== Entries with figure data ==
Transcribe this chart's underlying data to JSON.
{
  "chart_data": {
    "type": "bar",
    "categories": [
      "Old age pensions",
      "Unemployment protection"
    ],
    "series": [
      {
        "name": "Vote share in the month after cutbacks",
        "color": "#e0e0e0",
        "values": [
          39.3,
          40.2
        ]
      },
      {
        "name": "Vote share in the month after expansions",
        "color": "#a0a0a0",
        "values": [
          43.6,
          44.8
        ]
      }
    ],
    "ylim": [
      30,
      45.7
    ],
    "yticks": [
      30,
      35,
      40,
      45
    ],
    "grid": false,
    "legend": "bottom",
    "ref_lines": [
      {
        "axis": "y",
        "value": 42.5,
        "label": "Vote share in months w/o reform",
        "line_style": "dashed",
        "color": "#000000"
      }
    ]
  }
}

== EXERCISE INSTRUCTIONS ==
Faithfully copy every entry, leaving nothing out.

== OUTPUT ==
Transcribe this chart's underlying data to JSON.
{
  "chart_data": {
    "type": "bar",
    "categories": [
      "Old age pensions",
      "Unemployment protection"
    ],
    "series": [
      {
        "name": "Vote share in the month after cutbacks",
        "color": "#e0e0e0",
        "values": [
          39.3,
          40.2
        ]
      },
      {
        "name": "Vote share in the month after expansions",
        "color": "#a0a0a0",
        "values": [
          43.6,
          44.8
        ]
      }
    ],
    "ylim": [
      30,
      45.7
    ],
    "yticks": [
      30,
      35,
      40,
      45
    ],
    "grid": false,
    "legend": "bottom",
    "ref_lines": [
      {
        "axis": "y",
        "value": 42.5,
        "label": "Vote share in months w/o reform",
        "line_style": "dashed",
        "color": "#000000"
      }
    ]
  }
}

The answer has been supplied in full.